[[ Text shown, beginning ]]
Correlation between tissue PD-L1, TMB, and blood PD-L1, MSI biomarkers in patients with advanced-stage non-small cell lung cancer (NSCLC).

e21564 Background: Tissue biomarkers like programmed cell death ligand-1 (PD-L1), microsatellite instability (MSI) and high tumor mutational burden (TMB) are surrogates in identifying patients with non-small cell lung cancer (NSCLC) for treatment with immune checkpoint blockade (ICB) therapy. Although tissue biopsy is widely used for identifying the tumor biology, the invasive nature as well as insufficiency of tissue biopsy specimens limits its application. Liquid biopsy is a minimally invasive procedure and has gained interest in recent times for profiling cancer. We sought to study the correlation in the molecular tumor profile specifically PD-L1, MSI and TMB markers between the tissue and liquid biopsies. Methods: We conducted a retrospective review of patients with Stage 3, 4 and recurrent NSCLC that underwent tissue next generation sequencing (NGS) using Caris life sciences and liquid biopsy using Circulogene molecular diagnostics from January 2018 to December 2019 at East Carolina University. A total of 524 patients were reviewed out of which 199 patients had both liquid and tissue NGS performed at the time of initial diagnosis. TMB high was defined as greater than 10 mut/Mb whereas TMB low as less than or equal to 10 mut/Mb. PD-L1 was divided into negative (0%), 1-49% and ≥50%. The blood MSI was classified as positive or negative. We used frequency table, logistic regression and Pearson bivariate correlation for statistical analysis using SPSS platform. Results: The study cohort had 60% (n = 119) male and 40% (n = 80) female patients of which 53% (n = 105) were Caucasians and 45% (n = 89) were African Americans. A total of 87 patients (44%) had negative tissue PD-L1, 59 patients (30%) had tissue PD-L1 ≥ 50%. A linear correlation was seen between negative tissue PD-L1 and negative blood PD-L1 in 92% of patients (n = 80). However, only 15.3% (n = 9) had correlating tissue PD-L1 and blood PD-L1 ≥ 50%, p = 0.024. The negative blood MSI correlated to low tissue TMB in 83% ( n = 60) whereas positive blood MSI correlated to high tissue TMB in 25% (n = 19), p = 0.023. Conclusions: Our results indicate a linear correlation between tissue PD-L1 and blood PD-L1. Similarly, a linear correlation was seen between blood MSI and tissue TMB. Further studies are needed to elucidate the efficacy of ICB therapy using blood MSI and blood PD-L1 as biomarkers for response to therapy.
[[ Text shown, end ]]
[[ Supplied information, beginning ]]
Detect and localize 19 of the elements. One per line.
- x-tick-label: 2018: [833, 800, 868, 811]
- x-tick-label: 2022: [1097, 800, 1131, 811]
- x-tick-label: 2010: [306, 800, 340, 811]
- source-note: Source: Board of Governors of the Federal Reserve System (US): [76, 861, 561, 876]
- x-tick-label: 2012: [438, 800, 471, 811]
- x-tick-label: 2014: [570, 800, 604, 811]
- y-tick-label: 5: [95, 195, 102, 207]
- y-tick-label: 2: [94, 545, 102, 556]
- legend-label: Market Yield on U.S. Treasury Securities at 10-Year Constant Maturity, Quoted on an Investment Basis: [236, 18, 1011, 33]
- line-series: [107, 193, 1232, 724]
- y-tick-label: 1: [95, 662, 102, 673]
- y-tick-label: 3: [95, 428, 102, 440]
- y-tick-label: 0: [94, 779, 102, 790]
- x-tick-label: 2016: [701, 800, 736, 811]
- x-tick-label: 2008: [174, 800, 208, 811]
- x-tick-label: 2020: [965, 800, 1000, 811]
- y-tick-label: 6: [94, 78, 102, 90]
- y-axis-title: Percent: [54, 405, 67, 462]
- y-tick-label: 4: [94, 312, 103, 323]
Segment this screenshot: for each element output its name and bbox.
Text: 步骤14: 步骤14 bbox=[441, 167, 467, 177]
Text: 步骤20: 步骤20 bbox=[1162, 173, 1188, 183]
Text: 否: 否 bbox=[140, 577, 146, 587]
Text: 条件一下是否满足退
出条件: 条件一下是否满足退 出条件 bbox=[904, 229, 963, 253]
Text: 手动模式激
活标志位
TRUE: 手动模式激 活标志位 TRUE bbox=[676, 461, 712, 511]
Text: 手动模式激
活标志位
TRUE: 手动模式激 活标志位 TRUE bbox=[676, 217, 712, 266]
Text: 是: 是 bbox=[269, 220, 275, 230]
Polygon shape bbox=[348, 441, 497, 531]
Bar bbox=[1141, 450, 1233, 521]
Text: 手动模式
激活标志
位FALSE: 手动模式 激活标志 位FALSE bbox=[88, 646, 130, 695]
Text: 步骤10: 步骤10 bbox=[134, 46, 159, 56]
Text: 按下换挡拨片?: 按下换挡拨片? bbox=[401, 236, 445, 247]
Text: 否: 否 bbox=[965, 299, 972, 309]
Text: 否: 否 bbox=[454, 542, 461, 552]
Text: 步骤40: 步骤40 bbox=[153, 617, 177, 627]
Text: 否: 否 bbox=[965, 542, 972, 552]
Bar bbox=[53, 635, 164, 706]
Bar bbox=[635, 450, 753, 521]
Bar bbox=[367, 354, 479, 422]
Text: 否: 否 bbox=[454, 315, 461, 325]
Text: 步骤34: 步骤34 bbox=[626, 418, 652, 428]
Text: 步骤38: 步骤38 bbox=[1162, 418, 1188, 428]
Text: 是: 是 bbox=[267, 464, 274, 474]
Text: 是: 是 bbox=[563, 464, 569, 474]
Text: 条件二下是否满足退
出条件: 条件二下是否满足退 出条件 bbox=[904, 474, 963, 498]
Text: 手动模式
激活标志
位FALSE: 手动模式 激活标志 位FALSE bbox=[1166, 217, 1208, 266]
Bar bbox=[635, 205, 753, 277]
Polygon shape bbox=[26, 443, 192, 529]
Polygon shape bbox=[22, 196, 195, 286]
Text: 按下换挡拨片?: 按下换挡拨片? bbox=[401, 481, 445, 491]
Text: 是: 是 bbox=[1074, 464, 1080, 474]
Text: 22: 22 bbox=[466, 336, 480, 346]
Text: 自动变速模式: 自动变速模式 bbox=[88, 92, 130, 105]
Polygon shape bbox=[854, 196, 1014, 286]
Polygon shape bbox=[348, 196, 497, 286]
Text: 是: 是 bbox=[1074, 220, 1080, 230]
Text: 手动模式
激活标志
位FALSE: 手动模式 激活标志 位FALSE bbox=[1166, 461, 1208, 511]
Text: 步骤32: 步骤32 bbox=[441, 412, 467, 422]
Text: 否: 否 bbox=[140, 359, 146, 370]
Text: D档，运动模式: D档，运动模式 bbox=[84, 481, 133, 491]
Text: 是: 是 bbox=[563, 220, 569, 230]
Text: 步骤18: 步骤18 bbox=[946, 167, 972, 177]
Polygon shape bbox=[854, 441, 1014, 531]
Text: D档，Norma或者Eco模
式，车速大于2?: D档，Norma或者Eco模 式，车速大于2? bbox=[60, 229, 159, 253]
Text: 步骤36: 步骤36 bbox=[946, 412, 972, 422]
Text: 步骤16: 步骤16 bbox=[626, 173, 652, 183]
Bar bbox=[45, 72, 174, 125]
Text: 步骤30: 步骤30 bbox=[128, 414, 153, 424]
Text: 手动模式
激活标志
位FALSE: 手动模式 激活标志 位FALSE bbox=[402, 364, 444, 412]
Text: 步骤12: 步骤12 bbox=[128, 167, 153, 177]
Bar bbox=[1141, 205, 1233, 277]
[[ Supplied information, end ]]
**Problem details**
Summarize the abstract on lung cancer biomarkers in two sentences. The listing has no connection to the abstract on lung cancer biomarkers.

**Problem solution**
A retrospective review at East Carolina University compared PD-L1, MSI and TMB markers between tissue and liquid biopsies in patients with Stage 3, 4 and recurrent NSCLC, 199 of whom had both tissue and liquid NGS at initial diagnosis. Negative tissue PD-L1 matched negative blood PD-L1 in 92% of patients, and the results indicate linear correlations between tissue and blood PD-L1 and between blood MSI and tissue TMB, though further studies are needed to elucidate ICB therapy efficacy using the blood markers.